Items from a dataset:
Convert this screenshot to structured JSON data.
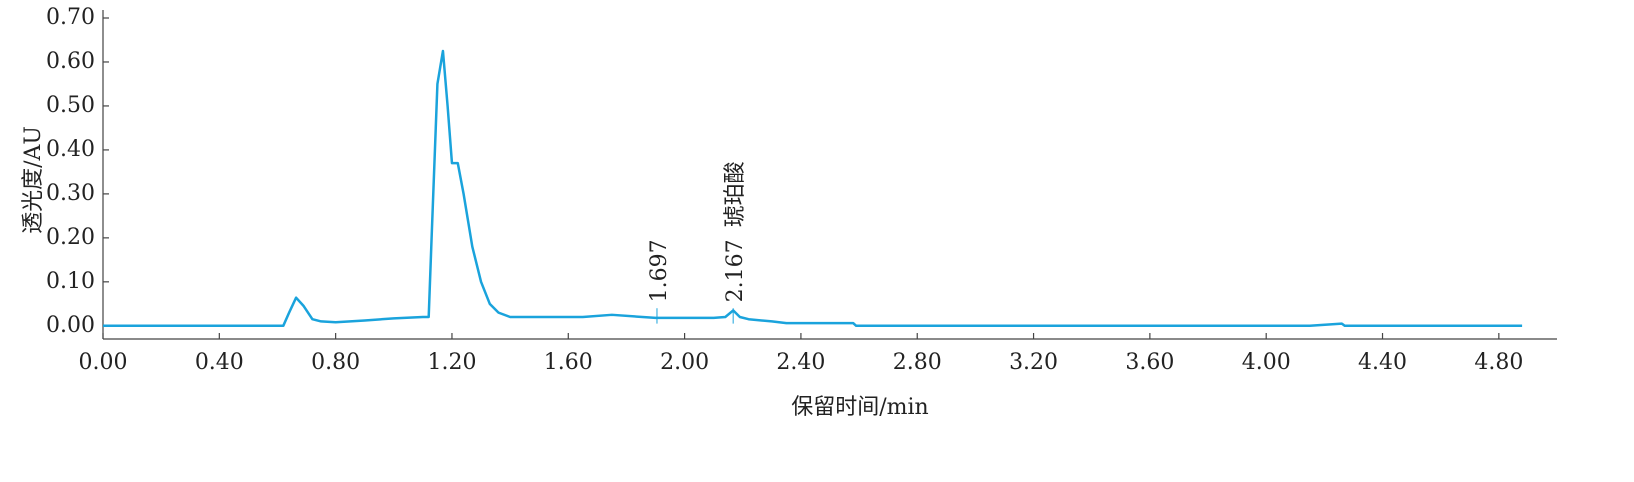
{
  "chart_data": {
    "type": "line",
    "x_label": "保留时间/min",
    "y_label": "透光度/AU",
    "x": [
      0,
      0.62,
      0.64,
      0.664,
      0.69,
      0.72,
      0.75,
      0.8,
      0.9,
      1.0,
      1.1,
      1.12,
      1.13,
      1.15,
      1.169,
      1.185,
      1.2,
      1.22,
      1.24,
      1.27,
      1.3,
      1.33,
      1.36,
      1.4,
      1.5,
      1.65,
      1.75,
      1.9,
      2.1,
      2.14,
      2.167,
      2.19,
      2.22,
      2.3,
      2.35,
      2.58,
      2.59,
      4.15,
      4.26,
      4.27,
      4.88
    ],
    "series": [
      {
        "color": "#1aa3dc",
        "values": [
          0,
          0,
          0.03,
          0.064,
          0.045,
          0.015,
          0.01,
          0.008,
          0.012,
          0.017,
          0.02,
          0.02,
          0.2,
          0.55,
          0.625,
          0.5,
          0.37,
          0.37,
          0.3,
          0.18,
          0.1,
          0.05,
          0.03,
          0.02,
          0.02,
          0.02,
          0.025,
          0.018,
          0.018,
          0.02,
          0.035,
          0.02,
          0.015,
          0.01,
          0.006,
          0.006,
          0,
          0,
          0.005,
          0,
          0
        ]
      }
    ],
    "annotations": [
      {
        "text": "1.697",
        "x": 1.905
      },
      {
        "text": "2.167",
        "x": 2.167
      },
      {
        "text": "琥珀酸",
        "x": 2.167
      }
    ],
    "xlim": [
      0,
      5.0
    ],
    "ylim": [
      -0.03,
      0.7
    ],
    "xticks": [
      {
        "value": 0,
        "label": "0.00"
      },
      {
        "value": 0.4,
        "label": "0.40"
      },
      {
        "value": 0.8,
        "label": "0.80"
      },
      {
        "value": 1.2,
        "label": "1.20"
      },
      {
        "value": 1.6,
        "label": "1.60"
      },
      {
        "value": 2.0,
        "label": "2.00"
      },
      {
        "value": 2.4,
        "label": "2.40"
      },
      {
        "value": 2.8,
        "label": "2.80"
      },
      {
        "value": 3.2,
        "label": "3.20"
      },
      {
        "value": 3.6,
        "label": "3.60"
      },
      {
        "value": 4.0,
        "label": "4.00"
      },
      {
        "value": 4.4,
        "label": "4.40"
      },
      {
        "value": 4.8,
        "label": "4.80"
      }
    ],
    "yticks": [
      {
        "value": 0,
        "label": "0.00"
      },
      {
        "value": 0.1,
        "label": "0.10"
      },
      {
        "value": 0.2,
        "label": "0.20"
      },
      {
        "value": 0.3,
        "label": "0.30"
      },
      {
        "value": 0.4,
        "label": "0.40"
      },
      {
        "value": 0.5,
        "label": "0.50"
      },
      {
        "value": 0.6,
        "label": "0.60"
      },
      {
        "value": 0.7,
        "label": "0.70"
      }
    ]
  }
}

Directions for this task
Give an exact reproduction of every line, leaving out any picture.

Solution to this problem
Convert this screenshot to structured JSON data.
{
  "chart_data": {
    "type": "line",
    "x_label": "保留时间/min",
    "y_label": "透光度/AU",
    "x": [
      0,
      0.62,
      0.64,
      0.664,
      0.69,
      0.72,
      0.75,
      0.8,
      0.9,
      1.0,
      1.1,
      1.12,
      1.13,
      1.15,
      1.169,
      1.185,
      1.2,
      1.22,
      1.24,
      1.27,
      1.3,
      1.33,
      1.36,
      1.4,
      1.5,
      1.65,
      1.75,
      1.9,
      2.1,
      2.14,
      2.167,
      2.19,
      2.22,
      2.3,
      2.35,
      2.58,
      2.59,
      4.15,
      4.26,
      4.27,
      4.88
    ],
    "series": [
      {
        "color": "#1aa3dc",
        "values": [
          0,
          0,
          0.03,
          0.064,
          0.045,
          0.015,
          0.01,
          0.008,
          0.012,
          0.017,
          0.02,
          0.02,
          0.2,
          0.55,
          0.625,
          0.5,
          0.37,
          0.37,
          0.3,
          0.18,
          0.1,
          0.05,
          0.03,
          0.02,
          0.02,
          0.02,
          0.025,
          0.018,
          0.018,
          0.02,
          0.035,
          0.02,
          0.015,
          0.01,
          0.006,
          0.006,
          0,
          0,
          0.005,
          0,
          0
        ]
      }
    ],
    "annotations": [
      {
        "text": "1.697",
        "x": 1.905
      },
      {
        "text": "2.167",
        "x": 2.167
      },
      {
        "text": "琥珀酸",
        "x": 2.167
      }
    ],
    "xlim": [
      0,
      5.0
    ],
    "ylim": [
      -0.03,
      0.7
    ],
    "xticks": [
      {
        "value": 0,
        "label": "0.00"
      },
      {
        "value": 0.4,
        "label": "0.40"
      },
      {
        "value": 0.8,
        "label": "0.80"
      },
      {
        "value": 1.2,
        "label": "1.20"
      },
      {
        "value": 1.6,
        "label": "1.60"
      },
      {
        "value": 2.0,
        "label": "2.00"
      },
      {
        "value": 2.4,
        "label": "2.40"
      },
      {
        "value": 2.8,
        "label": "2.80"
      },
      {
        "value": 3.2,
        "label": "3.20"
      },
      {
        "value": 3.6,
        "label": "3.60"
      },
      {
        "value": 4.0,
        "label": "4.00"
      },
      {
        "value": 4.4,
        "label": "4.40"
      },
      {
        "value": 4.8,
        "label": "4.80"
      }
    ],
    "yticks": [
      {
        "value": 0,
        "label": "0.00"
      },
      {
        "value": 0.1,
        "label": "0.10"
      },
      {
        "value": 0.2,
        "label": "0.20"
      },
      {
        "value": 0.3,
        "label": "0.30"
      },
      {
        "value": 0.4,
        "label": "0.40"
      },
      {
        "value": 0.5,
        "label": "0.50"
      },
      {
        "value": 0.6,
        "label": "0.60"
      },
      {
        "value": 0.7,
        "label": "0.70"
      }
    ]
  }
}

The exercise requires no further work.